>>>

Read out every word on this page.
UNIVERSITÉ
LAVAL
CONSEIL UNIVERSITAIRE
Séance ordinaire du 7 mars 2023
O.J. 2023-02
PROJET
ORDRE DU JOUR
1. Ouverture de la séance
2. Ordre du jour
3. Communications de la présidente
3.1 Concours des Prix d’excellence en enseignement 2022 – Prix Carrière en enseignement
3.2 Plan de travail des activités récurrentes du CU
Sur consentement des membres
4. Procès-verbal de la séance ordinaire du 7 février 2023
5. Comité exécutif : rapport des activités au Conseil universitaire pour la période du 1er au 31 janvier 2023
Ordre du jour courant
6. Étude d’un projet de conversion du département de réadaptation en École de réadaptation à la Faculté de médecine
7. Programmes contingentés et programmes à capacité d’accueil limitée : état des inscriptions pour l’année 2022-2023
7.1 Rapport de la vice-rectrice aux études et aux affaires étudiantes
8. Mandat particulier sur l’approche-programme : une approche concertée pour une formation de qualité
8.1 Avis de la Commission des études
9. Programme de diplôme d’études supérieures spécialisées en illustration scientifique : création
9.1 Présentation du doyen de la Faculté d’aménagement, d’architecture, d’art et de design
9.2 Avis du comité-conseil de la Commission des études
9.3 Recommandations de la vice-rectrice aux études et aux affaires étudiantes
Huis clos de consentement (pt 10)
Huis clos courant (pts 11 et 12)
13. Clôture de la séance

<<<

Set task: Find every line in the records above that contains the word "activités", and copy each one.

Response to the exercise:
3.2 Plan de travail des activités récurrentes du CU
5. Comité exécutif : rapport des activités au Conseil universitaire pour la période du 1er au 31 janvier 2023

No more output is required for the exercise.